■ WHAT IS NEEDED
Your task is to repeat all of the data exactly while excluding the pictures.

■ GIVEN INFORMATION
========================================================================
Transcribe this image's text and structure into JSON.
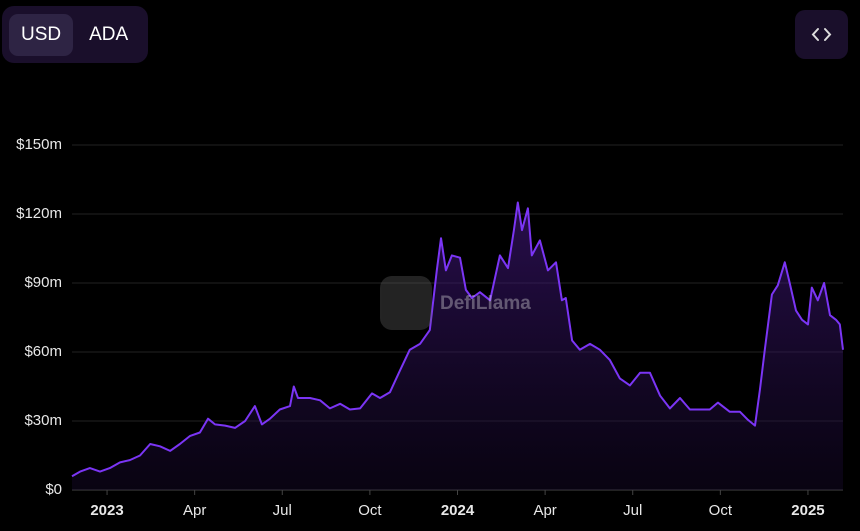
{
  "controls": {
    "currency_options": [
      "USD",
      "ADA"
    ]
  },
  "chart_data": {
    "type": "area",
    "watermark": "DefiLlama",
    "color": "#7b35f5",
    "grid": true,
    "x": [
      2022.9,
      2022.923,
      2022.951,
      2022.98,
      2023.008,
      2023.037,
      2023.065,
      2023.094,
      2023.123,
      2023.151,
      2023.18,
      2023.208,
      2023.237,
      2023.265,
      2023.288,
      2023.308,
      2023.337,
      2023.365,
      2023.394,
      2023.422,
      2023.442,
      2023.465,
      2023.493,
      2023.522,
      2023.533,
      2023.545,
      2023.579,
      2023.608,
      2023.636,
      2023.665,
      2023.693,
      2023.722,
      2023.756,
      2023.779,
      2023.807,
      2023.836,
      2023.864,
      2023.893,
      2023.921,
      2023.941,
      2023.953,
      2023.967,
      2023.984,
      2024.007,
      2024.024,
      2024.041,
      2024.064,
      2024.093,
      2024.121,
      2024.144,
      2024.161,
      2024.172,
      2024.184,
      2024.201,
      2024.212,
      2024.235,
      2024.258,
      2024.281,
      2024.298,
      2024.309,
      2024.327,
      2024.349,
      2024.378,
      2024.406,
      2024.435,
      2024.463,
      2024.492,
      2024.521,
      2024.549,
      2024.578,
      2024.606,
      2024.635,
      2024.663,
      2024.692,
      2024.72,
      2024.743,
      2024.777,
      2024.806,
      2024.829,
      2024.849,
      2024.863,
      2024.877,
      2024.897,
      2024.914,
      2024.934,
      2024.948,
      2024.966,
      2024.983,
      2025.0,
      2025.011,
      2025.028,
      2025.046,
      2025.063,
      2025.08,
      2025.091,
      2025.1
    ],
    "values": [
      6000000,
      8000000,
      9500000,
      8000000,
      9500000,
      12000000,
      13000000,
      15000000,
      20000000,
      19000000,
      17000000,
      20000000,
      23500000,
      25000000,
      31000000,
      28500000,
      28000000,
      27000000,
      30000000,
      36500000,
      28500000,
      31000000,
      35000000,
      36500000,
      45000000,
      40000000,
      40000000,
      39000000,
      35500000,
      37500000,
      35000000,
      35500000,
      42000000,
      40000000,
      42500000,
      52000000,
      61000000,
      63500000,
      69500000,
      95500000,
      109500000,
      95500000,
      102000000,
      101000000,
      87000000,
      83500000,
      86000000,
      82500000,
      102000000,
      96500000,
      113000000,
      125000000,
      113000000,
      122500000,
      102000000,
      108500000,
      95500000,
      99000000,
      82500000,
      83500000,
      65000000,
      61000000,
      63500000,
      61000000,
      56500000,
      48500000,
      45500000,
      51000000,
      51000000,
      41000000,
      35500000,
      40000000,
      35000000,
      35000000,
      35000000,
      38000000,
      34000000,
      34000000,
      30500000,
      28000000,
      43500000,
      61000000,
      85000000,
      89000000,
      99000000,
      90000000,
      78000000,
      74000000,
      72000000,
      88000000,
      82500000,
      90000000,
      76000000,
      74000000,
      72000000,
      61000000
    ],
    "xlim": [
      2022.9,
      2025.1
    ],
    "xticks": [
      {
        "value": 2023.0,
        "label": "2023"
      },
      {
        "value": 2023.25,
        "label": "Apr"
      },
      {
        "value": 2023.5,
        "label": "Jul"
      },
      {
        "value": 2023.75,
        "label": "Oct"
      },
      {
        "value": 2024.0,
        "label": "2024"
      },
      {
        "value": 2024.25,
        "label": "Apr"
      },
      {
        "value": 2024.5,
        "label": "Jul"
      },
      {
        "value": 2024.75,
        "label": "Oct"
      },
      {
        "value": 2025.0,
        "label": "2025"
      }
    ],
    "ylim": [
      0,
      150000000
    ],
    "yticks": [
      {
        "value": 0,
        "label": "$0"
      },
      {
        "value": 30000000,
        "label": "$30m"
      },
      {
        "value": 60000000,
        "label": "$60m"
      },
      {
        "value": 90000000,
        "label": "$90m"
      },
      {
        "value": 120000000,
        "label": "$120m"
      },
      {
        "value": 150000000,
        "label": "$150m"
      }
    ]
  }
}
========================================================================
■ WRITTEN SOLUTION
Transcribe this image's text and structure into JSON.
{
  "controls": {
    "currency_options": [
      "USD",
      "ADA"
    ]
  },
  "chart_data": {
    "type": "area",
    "watermark": "DefiLlama",
    "color": "#7b35f5",
    "grid": true,
    "x": [
      2022.9,
      2022.923,
      2022.951,
      2022.98,
      2023.008,
      2023.037,
      2023.065,
      2023.094,
      2023.123,
      2023.151,
      2023.18,
      2023.208,
      2023.237,
      2023.265,
      2023.288,
      2023.308,
      2023.337,
      2023.365,
      2023.394,
      2023.422,
      2023.442,
      2023.465,
      2023.493,
      2023.522,
      2023.533,
      2023.545,
      2023.579,
      2023.608,
      2023.636,
      2023.665,
      2023.693,
      2023.722,
      2023.756,
      2023.779,
      2023.807,
      2023.836,
      2023.864,
      2023.893,
      2023.921,
      2023.941,
      2023.953,
      2023.967,
      2023.984,
      2024.007,
      2024.024,
      2024.041,
      2024.064,
      2024.093,
      2024.121,
      2024.144,
      2024.161,
      2024.172,
      2024.184,
      2024.201,
      2024.212,
      2024.235,
      2024.258,
      2024.281,
      2024.298,
      2024.309,
      2024.327,
      2024.349,
      2024.378,
      2024.406,
      2024.435,
      2024.463,
      2024.492,
      2024.521,
      2024.549,
      2024.578,
      2024.606,
      2024.635,
      2024.663,
      2024.692,
      2024.72,
      2024.743,
      2024.777,
      2024.806,
      2024.829,
      2024.849,
      2024.863,
      2024.877,
      2024.897,
      2024.914,
      2024.934,
      2024.948,
      2024.966,
      2024.983,
      2025.0,
      2025.011,
      2025.028,
      2025.046,
      2025.063,
      2025.08,
      2025.091,
      2025.1
    ],
    "values": [
      6000000,
      8000000,
      9500000,
      8000000,
      9500000,
      12000000,
      13000000,
      15000000,
      20000000,
      19000000,
      17000000,
      20000000,
      23500000,
      25000000,
      31000000,
      28500000,
      28000000,
      27000000,
      30000000,
      36500000,
      28500000,
      31000000,
      35000000,
      36500000,
      45000000,
      40000000,
      40000000,
      39000000,
      35500000,
      37500000,
      35000000,
      35500000,
      42000000,
      40000000,
      42500000,
      52000000,
      61000000,
      63500000,
      69500000,
      95500000,
      109500000,
      95500000,
      102000000,
      101000000,
      87000000,
      83500000,
      86000000,
      82500000,
      102000000,
      96500000,
      113000000,
      125000000,
      113000000,
      122500000,
      102000000,
      108500000,
      95500000,
      99000000,
      82500000,
      83500000,
      65000000,
      61000000,
      63500000,
      61000000,
      56500000,
      48500000,
      45500000,
      51000000,
      51000000,
      41000000,
      35500000,
      40000000,
      35000000,
      35000000,
      35000000,
      38000000,
      34000000,
      34000000,
      30500000,
      28000000,
      43500000,
      61000000,
      85000000,
      89000000,
      99000000,
      90000000,
      78000000,
      74000000,
      72000000,
      88000000,
      82500000,
      90000000,
      76000000,
      74000000,
      72000000,
      61000000
    ],
    "xlim": [
      2022.9,
      2025.1
    ],
    "xticks": [
      {
        "value": 2023.0,
        "label": "2023"
      },
      {
        "value": 2023.25,
        "label": "Apr"
      },
      {
        "value": 2023.5,
        "label": "Jul"
      },
      {
        "value": 2023.75,
        "label": "Oct"
      },
      {
        "value": 2024.0,
        "label": "2024"
      },
      {
        "value": 2024.25,
        "label": "Apr"
      },
      {
        "value": 2024.5,
        "label": "Jul"
      },
      {
        "value": 2024.75,
        "label": "Oct"
      },
      {
        "value": 2025.0,
        "label": "2025"
      }
    ],
    "ylim": [
      0,
      150000000
    ],
    "yticks": [
      {
        "value": 0,
        "label": "$0"
      },
      {
        "value": 30000000,
        "label": "$30m"
      },
      {
        "value": 60000000,
        "label": "$60m"
      },
      {
        "value": 90000000,
        "label": "$90m"
      },
      {
        "value": 120000000,
        "label": "$120m"
      },
      {
        "value": 150000000,
        "label": "$150m"
      }
    ]
  }
}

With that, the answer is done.